Figure data in JSON:
################

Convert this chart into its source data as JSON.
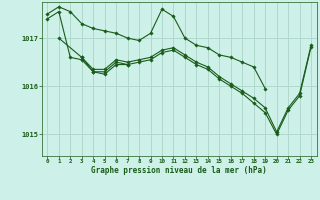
{
  "title": "Graphe pression niveau de la mer (hPa)",
  "background_color": "#cdf0e8",
  "grid_color": "#b0d8cc",
  "line_color": "#1a5c1a",
  "marker_color": "#1a5c1a",
  "ylim": [
    1014.55,
    1017.75
  ],
  "yticks": [
    1015,
    1016,
    1017
  ],
  "xlim": [
    -0.5,
    23.5
  ],
  "xticks": [
    0,
    1,
    2,
    3,
    4,
    5,
    6,
    7,
    8,
    9,
    10,
    11,
    12,
    13,
    14,
    15,
    16,
    17,
    18,
    19,
    20,
    21,
    22,
    23
  ],
  "series": [
    [
      1017.5,
      1017.65,
      1017.55,
      1017.3,
      1017.2,
      1017.15,
      1017.1,
      1017.0,
      1016.95,
      1017.1,
      1017.6,
      1017.45,
      1017.0,
      1016.85,
      1016.8,
      1016.65,
      1016.6,
      1016.5,
      1016.4,
      1015.95,
      null,
      null,
      null,
      null
    ],
    [
      null,
      1017.0,
      null,
      1016.6,
      1016.35,
      1016.35,
      1016.55,
      1016.5,
      1016.55,
      1016.6,
      1016.75,
      1016.8,
      1016.65,
      1016.5,
      1016.4,
      1016.2,
      1016.05,
      1015.9,
      1015.75,
      1015.55,
      1015.05,
      1015.55,
      1015.85,
      1016.85
    ],
    [
      null,
      null,
      null,
      1016.6,
      1016.3,
      1016.3,
      1016.5,
      1016.45,
      1016.5,
      1016.55,
      1016.7,
      1016.75,
      1016.6,
      1016.45,
      1016.35,
      1016.15,
      1016.0,
      1015.85,
      1015.65,
      1015.45,
      1015.0,
      1015.5,
      1015.8,
      1016.82
    ],
    [
      1017.4,
      1017.55,
      1016.6,
      1016.55,
      1016.3,
      1016.25,
      1016.45,
      1016.45,
      null,
      null,
      null,
      null,
      null,
      null,
      null,
      null,
      null,
      null,
      null,
      null,
      null,
      null,
      null,
      null
    ]
  ]
}
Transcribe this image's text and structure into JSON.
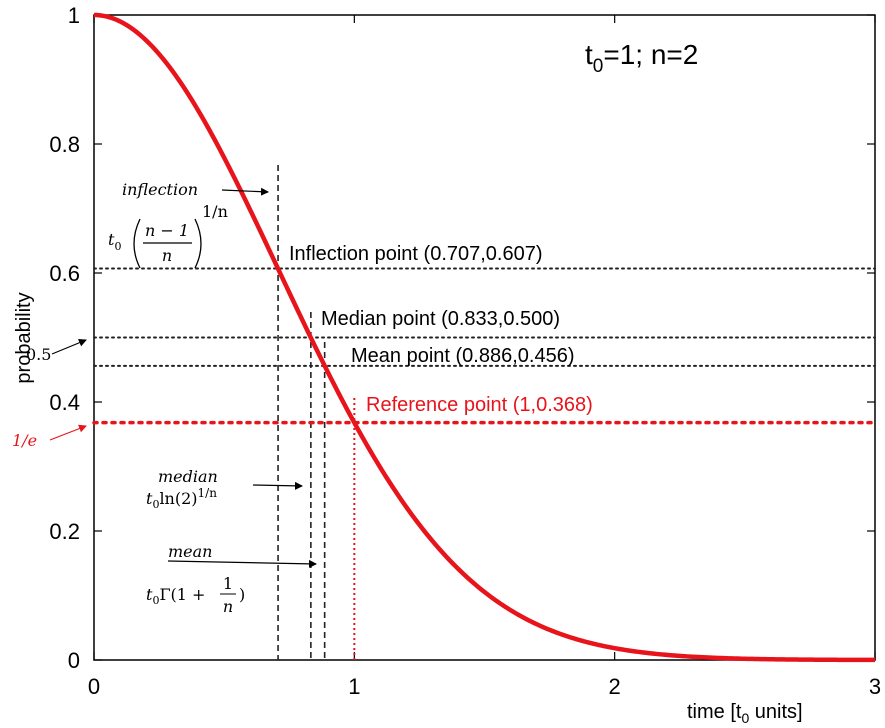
{
  "chart_data": {
    "type": "line",
    "title_text": "t",
    "title_sub": "0",
    "title_rest": "=1; n=2",
    "xlabel_text": "time [t",
    "xlabel_sub": "0",
    "xlabel_rest": " units]",
    "ylabel": "probability",
    "xlim": [
      0,
      3
    ],
    "ylim": [
      0,
      1
    ],
    "x_ticks": [
      "0",
      "1",
      "2",
      "3"
    ],
    "y_ticks": [
      "0",
      "0.2",
      "0.4",
      "0.6",
      "0.8",
      "1"
    ],
    "grid": false,
    "series": [
      {
        "formula": "exp(-(t/t0)^n)",
        "t0": 1,
        "n": 2,
        "color": "#e8141c"
      }
    ],
    "points": [
      {
        "key": "inflection",
        "x": 0.707,
        "y": 0.607,
        "label": "Inflection point (0.707,0.607)",
        "color": "#222222"
      },
      {
        "key": "median",
        "x": 0.833,
        "y": 0.5,
        "label": "Median point (0.833,0.500)",
        "color": "#222222"
      },
      {
        "key": "mean",
        "x": 0.886,
        "y": 0.456,
        "label": "Mean point (0.886,0.456)",
        "color": "#222222"
      },
      {
        "key": "reference",
        "x": 1,
        "y": 0.368,
        "label": "Reference point (1,0.368)",
        "color": "#e8141c"
      }
    ],
    "side_annotations": {
      "half": "0.5",
      "inv_e": "1/e"
    },
    "formula_labels": {
      "inflection": "inflection",
      "median": "median",
      "median_t": "t",
      "median_sub": "0",
      "median_ln": "ln(2)",
      "median_exp": "1/n",
      "mean": "mean",
      "mean_t": "t",
      "mean_sub": "0",
      "mean_gamma": "Γ(1 + ",
      "mean_close": ")",
      "frac_one": "1",
      "frac_n": "n",
      "infl_t": "t",
      "infl_sub": "0",
      "infl_num": "n − 1",
      "infl_den": "n",
      "infl_exp": "1/n"
    },
    "colors": {
      "curve": "#e8141c",
      "reference": "#e8141c",
      "guide": "#222222"
    }
  }
}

################

▸ **PROBLEM STATEMENT**
All the material shown above is to be copied exactly, with no pictures carried over.

▸ **ANSWER TO THE EXERCISE**
Convert this chart into its source data as JSON.
{
  "title": "Graphe pression niveau de la mer (hPa)",
  "background_color": "#cdf0e8",
  "grid_color": "#b0d8cc",
  "line_color": "#1a5c1a",
  "marker_color": "#1a5c1a",
  "ylim": [
    1014.55,
    1017.75
  ],
  "yticks": [
    1015,
    1016,
    1017
  ],
  "xlim": [
    -0.5,
    23.5
  ],
  "xticks": [
    0,
    1,
    2,
    3,
    4,
    5,
    6,
    7,
    8,
    9,
    10,
    11,
    12,
    13,
    14,
    15,
    16,
    17,
    18,
    19,
    20,
    21,
    22,
    23
  ],
  "series": [
    [
      1017.5,
      1017.65,
      1017.55,
      1017.3,
      1017.2,
      1017.15,
      1017.1,
      1017.0,
      1016.95,
      1017.1,
      1017.6,
      1017.45,
      1017.0,
      1016.85,
      1016.8,
      1016.65,
      1016.6,
      1016.5,
      1016.4,
      1015.95,
      null,
      null,
      null,
      null
    ],
    [
      null,
      1017.0,
      null,
      1016.6,
      1016.35,
      1016.35,
      1016.55,
      1016.5,
      1016.55,
      1016.6,
      1016.75,
      1016.8,
      1016.65,
      1016.5,
      1016.4,
      1016.2,
      1016.05,
      1015.9,
      1015.75,
      1015.55,
      1015.05,
      1015.55,
      1015.85,
      1016.85
    ],
    [
      null,
      null,
      null,
      1016.6,
      1016.3,
      1016.3,
      1016.5,
      1016.45,
      1016.5,
      1016.55,
      1016.7,
      1016.75,
      1016.6,
      1016.45,
      1016.35,
      1016.15,
      1016.0,
      1015.85,
      1015.65,
      1015.45,
      1015.0,
      1015.5,
      1015.8,
      1016.82
    ],
    [
      1017.4,
      1017.55,
      1016.6,
      1016.55,
      1016.3,
      1016.25,
      1016.45,
      1016.45,
      null,
      null,
      null,
      null,
      null,
      null,
      null,
      null,
      null,
      null,
      null,
      null,
      null,
      null,
      null,
      null
    ]
  ]
}
Transcribe this image's text and structure into JSON.
{
  "chart_data": {
    "type": "line",
    "title_text": "t",
    "title_sub": "0",
    "title_rest": "=1; n=2",
    "xlabel_text": "time [t",
    "xlabel_sub": "0",
    "xlabel_rest": " units]",
    "ylabel": "probability",
    "xlim": [
      0,
      3
    ],
    "ylim": [
      0,
      1
    ],
    "x_ticks": [
      "0",
      "1",
      "2",
      "3"
    ],
    "y_ticks": [
      "0",
      "0.2",
      "0.4",
      "0.6",
      "0.8",
      "1"
    ],
    "grid": false,
    "series": [
      {
        "formula": "exp(-(t/t0)^n)",
        "t0": 1,
        "n": 2,
        "color": "#e8141c"
      }
    ],
    "points": [
      {
        "key": "inflection",
        "x": 0.707,
        "y": 0.607,
        "label": "Inflection point (0.707,0.607)",
        "color": "#222222"
      },
      {
        "key": "median",
        "x": 0.833,
        "y": 0.5,
        "label": "Median point (0.833,0.500)",
        "color": "#222222"
      },
      {
        "key": "mean",
        "x": 0.886,
        "y": 0.456,
        "label": "Mean point (0.886,0.456)",
        "color": "#222222"
      },
      {
        "key": "reference",
        "x": 1,
        "y": 0.368,
        "label": "Reference point (1,0.368)",
        "color": "#e8141c"
      }
    ],
    "side_annotations": {
      "half": "0.5",
      "inv_e": "1/e"
    },
    "formula_labels": {
      "inflection": "inflection",
      "median": "median",
      "median_t": "t",
      "median_sub": "0",
      "median_ln": "ln(2)",
      "median_exp": "1/n",
      "mean": "mean",
      "mean_t": "t",
      "mean_sub": "0",
      "mean_gamma": "Γ(1 + ",
      "mean_close": ")",
      "frac_one": "1",
      "frac_n": "n",
      "infl_t": "t",
      "infl_sub": "0",
      "infl_num": "n − 1",
      "infl_den": "n",
      "infl_exp": "1/n"
    },
    "colors": {
      "curve": "#e8141c",
      "reference": "#e8141c",
      "guide": "#222222"
    }
  }
}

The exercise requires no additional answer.